■ THE REQUEST:
Find every line in the records below that holds the word "list" and copy it.

Dataset excerpt
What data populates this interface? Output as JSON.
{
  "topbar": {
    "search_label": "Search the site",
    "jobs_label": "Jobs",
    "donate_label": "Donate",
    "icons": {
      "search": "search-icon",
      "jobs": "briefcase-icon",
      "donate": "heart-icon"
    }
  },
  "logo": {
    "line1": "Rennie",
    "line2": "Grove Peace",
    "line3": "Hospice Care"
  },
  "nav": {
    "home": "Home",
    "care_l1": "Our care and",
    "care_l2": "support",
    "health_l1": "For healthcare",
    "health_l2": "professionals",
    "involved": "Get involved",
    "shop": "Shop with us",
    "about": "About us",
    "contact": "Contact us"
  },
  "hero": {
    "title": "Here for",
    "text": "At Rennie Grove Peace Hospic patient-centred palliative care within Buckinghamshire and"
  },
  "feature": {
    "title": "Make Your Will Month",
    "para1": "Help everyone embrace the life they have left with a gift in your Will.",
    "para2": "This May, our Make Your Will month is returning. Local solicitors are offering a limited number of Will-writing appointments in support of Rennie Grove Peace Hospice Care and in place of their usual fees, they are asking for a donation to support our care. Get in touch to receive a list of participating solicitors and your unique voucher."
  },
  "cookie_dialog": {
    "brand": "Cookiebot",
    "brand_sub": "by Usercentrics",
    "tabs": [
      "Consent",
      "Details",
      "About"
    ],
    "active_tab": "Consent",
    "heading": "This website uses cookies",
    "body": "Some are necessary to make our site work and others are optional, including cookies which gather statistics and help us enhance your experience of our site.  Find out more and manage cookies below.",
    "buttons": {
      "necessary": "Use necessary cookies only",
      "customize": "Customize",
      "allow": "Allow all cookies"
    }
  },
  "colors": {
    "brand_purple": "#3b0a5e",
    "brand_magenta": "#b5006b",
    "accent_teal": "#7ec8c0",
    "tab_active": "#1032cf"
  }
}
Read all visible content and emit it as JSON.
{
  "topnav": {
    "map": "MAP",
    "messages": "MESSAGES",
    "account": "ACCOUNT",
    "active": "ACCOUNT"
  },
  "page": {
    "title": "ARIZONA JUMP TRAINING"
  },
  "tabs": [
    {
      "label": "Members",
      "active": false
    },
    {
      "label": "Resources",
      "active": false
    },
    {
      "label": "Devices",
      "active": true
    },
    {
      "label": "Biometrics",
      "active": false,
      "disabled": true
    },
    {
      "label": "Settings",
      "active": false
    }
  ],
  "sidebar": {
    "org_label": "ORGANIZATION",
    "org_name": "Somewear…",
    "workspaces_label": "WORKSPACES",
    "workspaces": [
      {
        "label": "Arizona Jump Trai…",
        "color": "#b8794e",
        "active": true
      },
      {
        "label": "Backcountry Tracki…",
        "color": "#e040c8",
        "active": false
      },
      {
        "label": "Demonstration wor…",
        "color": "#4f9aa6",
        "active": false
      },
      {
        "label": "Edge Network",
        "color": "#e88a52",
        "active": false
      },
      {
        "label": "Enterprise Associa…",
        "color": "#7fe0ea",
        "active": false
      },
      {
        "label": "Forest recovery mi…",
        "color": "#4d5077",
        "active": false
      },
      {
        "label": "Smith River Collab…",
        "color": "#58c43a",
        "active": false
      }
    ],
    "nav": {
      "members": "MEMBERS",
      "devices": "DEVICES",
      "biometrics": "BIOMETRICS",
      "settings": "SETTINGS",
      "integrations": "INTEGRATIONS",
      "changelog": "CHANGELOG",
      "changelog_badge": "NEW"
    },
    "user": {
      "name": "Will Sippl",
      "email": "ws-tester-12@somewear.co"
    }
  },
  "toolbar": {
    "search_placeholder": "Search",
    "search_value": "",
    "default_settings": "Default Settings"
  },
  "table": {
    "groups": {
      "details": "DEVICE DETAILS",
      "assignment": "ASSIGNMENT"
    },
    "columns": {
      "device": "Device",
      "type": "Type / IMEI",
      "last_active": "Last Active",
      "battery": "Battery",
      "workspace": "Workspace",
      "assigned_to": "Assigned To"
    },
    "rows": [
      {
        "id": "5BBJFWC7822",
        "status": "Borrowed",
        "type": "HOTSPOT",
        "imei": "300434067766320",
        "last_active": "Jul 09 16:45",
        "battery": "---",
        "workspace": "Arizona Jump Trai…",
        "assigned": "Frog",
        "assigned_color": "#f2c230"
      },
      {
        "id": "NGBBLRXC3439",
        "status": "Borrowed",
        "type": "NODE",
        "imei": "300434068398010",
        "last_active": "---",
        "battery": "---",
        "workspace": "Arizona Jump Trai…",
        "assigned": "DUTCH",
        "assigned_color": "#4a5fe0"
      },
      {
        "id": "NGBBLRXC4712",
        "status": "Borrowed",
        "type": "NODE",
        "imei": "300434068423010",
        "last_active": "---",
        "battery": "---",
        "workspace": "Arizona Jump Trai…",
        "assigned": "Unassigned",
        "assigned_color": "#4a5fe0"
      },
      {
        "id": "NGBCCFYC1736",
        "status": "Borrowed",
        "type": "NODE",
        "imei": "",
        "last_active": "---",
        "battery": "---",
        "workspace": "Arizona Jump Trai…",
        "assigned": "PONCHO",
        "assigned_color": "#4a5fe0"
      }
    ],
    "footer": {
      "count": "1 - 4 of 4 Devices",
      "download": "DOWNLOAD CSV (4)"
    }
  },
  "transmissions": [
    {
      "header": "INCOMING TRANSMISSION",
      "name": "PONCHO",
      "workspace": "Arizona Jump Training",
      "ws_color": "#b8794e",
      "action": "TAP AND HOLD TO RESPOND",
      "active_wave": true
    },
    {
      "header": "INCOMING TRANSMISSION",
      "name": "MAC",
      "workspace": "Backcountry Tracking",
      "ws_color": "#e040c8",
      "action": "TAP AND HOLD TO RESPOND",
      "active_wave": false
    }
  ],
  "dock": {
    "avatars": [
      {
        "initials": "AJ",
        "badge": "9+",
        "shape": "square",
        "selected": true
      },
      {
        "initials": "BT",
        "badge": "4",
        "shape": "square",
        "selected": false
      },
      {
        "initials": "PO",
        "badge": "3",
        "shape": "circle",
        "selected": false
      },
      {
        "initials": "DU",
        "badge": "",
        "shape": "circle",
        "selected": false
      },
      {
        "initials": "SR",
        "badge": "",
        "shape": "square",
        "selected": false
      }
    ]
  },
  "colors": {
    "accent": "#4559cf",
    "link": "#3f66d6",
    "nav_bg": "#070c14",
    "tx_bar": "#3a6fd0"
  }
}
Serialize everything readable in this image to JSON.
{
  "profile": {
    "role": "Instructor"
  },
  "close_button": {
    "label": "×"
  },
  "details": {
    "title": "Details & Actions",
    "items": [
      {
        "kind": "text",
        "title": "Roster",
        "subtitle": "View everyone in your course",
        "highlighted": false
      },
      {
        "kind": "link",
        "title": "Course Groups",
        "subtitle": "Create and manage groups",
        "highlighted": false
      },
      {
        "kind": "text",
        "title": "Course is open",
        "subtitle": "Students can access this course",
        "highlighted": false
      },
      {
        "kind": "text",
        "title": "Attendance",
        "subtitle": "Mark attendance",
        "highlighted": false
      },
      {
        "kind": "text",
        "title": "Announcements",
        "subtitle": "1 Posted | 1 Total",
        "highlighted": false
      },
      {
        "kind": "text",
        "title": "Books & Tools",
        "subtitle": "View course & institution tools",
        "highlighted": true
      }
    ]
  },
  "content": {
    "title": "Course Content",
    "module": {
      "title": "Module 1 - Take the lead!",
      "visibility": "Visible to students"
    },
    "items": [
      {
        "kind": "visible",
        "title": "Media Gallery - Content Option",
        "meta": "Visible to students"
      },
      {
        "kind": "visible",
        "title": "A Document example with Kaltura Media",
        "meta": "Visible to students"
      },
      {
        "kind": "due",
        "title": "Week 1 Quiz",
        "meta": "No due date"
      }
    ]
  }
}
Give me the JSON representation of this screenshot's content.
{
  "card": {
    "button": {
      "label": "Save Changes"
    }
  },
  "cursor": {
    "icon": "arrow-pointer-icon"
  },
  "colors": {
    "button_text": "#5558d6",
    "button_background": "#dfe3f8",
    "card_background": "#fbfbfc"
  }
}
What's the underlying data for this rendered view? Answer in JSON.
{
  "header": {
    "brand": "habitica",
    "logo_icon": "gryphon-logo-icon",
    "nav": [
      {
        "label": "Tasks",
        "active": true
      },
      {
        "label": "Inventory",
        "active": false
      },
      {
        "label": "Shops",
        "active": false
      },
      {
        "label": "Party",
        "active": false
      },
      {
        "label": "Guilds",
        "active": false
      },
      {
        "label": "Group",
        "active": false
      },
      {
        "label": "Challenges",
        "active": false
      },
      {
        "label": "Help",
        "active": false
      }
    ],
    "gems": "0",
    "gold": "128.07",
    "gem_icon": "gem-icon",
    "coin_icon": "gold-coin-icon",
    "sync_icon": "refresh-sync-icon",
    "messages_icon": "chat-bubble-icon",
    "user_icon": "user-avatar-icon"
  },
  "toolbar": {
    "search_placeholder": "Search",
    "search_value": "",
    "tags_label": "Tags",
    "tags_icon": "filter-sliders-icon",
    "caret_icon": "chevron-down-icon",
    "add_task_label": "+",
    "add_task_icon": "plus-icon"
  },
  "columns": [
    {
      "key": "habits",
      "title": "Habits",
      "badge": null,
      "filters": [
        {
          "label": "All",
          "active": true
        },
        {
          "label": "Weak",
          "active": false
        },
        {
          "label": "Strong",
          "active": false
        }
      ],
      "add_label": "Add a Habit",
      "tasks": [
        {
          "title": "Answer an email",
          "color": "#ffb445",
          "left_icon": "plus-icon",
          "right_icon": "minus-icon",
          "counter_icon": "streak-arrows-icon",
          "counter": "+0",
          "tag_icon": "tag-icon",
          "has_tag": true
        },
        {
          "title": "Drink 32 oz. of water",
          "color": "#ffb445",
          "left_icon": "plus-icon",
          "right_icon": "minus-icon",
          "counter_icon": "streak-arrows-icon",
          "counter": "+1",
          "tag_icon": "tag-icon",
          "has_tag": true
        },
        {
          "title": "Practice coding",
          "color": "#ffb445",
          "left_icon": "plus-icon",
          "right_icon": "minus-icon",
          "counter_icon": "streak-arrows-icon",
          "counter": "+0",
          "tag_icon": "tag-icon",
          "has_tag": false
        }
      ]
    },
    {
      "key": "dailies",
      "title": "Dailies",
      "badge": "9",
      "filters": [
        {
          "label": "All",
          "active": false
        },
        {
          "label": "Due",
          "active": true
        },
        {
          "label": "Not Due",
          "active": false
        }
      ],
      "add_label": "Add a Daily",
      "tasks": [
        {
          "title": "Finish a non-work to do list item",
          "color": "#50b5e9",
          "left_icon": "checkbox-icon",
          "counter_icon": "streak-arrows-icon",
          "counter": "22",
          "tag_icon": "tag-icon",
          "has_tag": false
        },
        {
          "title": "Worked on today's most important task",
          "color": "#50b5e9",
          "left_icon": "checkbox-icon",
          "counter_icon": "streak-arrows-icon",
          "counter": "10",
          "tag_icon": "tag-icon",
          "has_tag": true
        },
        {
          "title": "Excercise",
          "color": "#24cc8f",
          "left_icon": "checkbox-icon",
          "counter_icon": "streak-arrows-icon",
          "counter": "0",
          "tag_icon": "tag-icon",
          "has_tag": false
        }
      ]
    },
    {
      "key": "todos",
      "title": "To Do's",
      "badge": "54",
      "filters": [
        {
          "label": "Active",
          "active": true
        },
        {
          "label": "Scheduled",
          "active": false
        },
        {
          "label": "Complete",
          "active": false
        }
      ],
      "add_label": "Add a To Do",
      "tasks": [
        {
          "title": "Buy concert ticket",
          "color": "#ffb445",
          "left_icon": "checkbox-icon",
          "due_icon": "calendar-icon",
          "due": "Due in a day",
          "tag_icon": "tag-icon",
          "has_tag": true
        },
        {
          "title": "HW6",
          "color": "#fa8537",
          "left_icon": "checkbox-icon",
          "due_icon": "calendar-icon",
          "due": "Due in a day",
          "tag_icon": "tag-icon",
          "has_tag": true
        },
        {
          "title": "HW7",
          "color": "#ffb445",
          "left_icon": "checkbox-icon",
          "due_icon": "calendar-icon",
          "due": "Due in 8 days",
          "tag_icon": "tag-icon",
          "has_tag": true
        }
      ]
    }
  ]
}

■ ANSWER TO THE EXERCISE:
    "para2": "This May, our Make Your Will month is returning. Local solicitors are offering a limited number of Will-writing appointments in support of Rennie Grove Peace Hospice Care and in place of their usual fees, they are asking for a donation to support our care. Get in touch to receive a list of participating solicitors and your unique voucher."
          "title": "Finish a non-work to do list item",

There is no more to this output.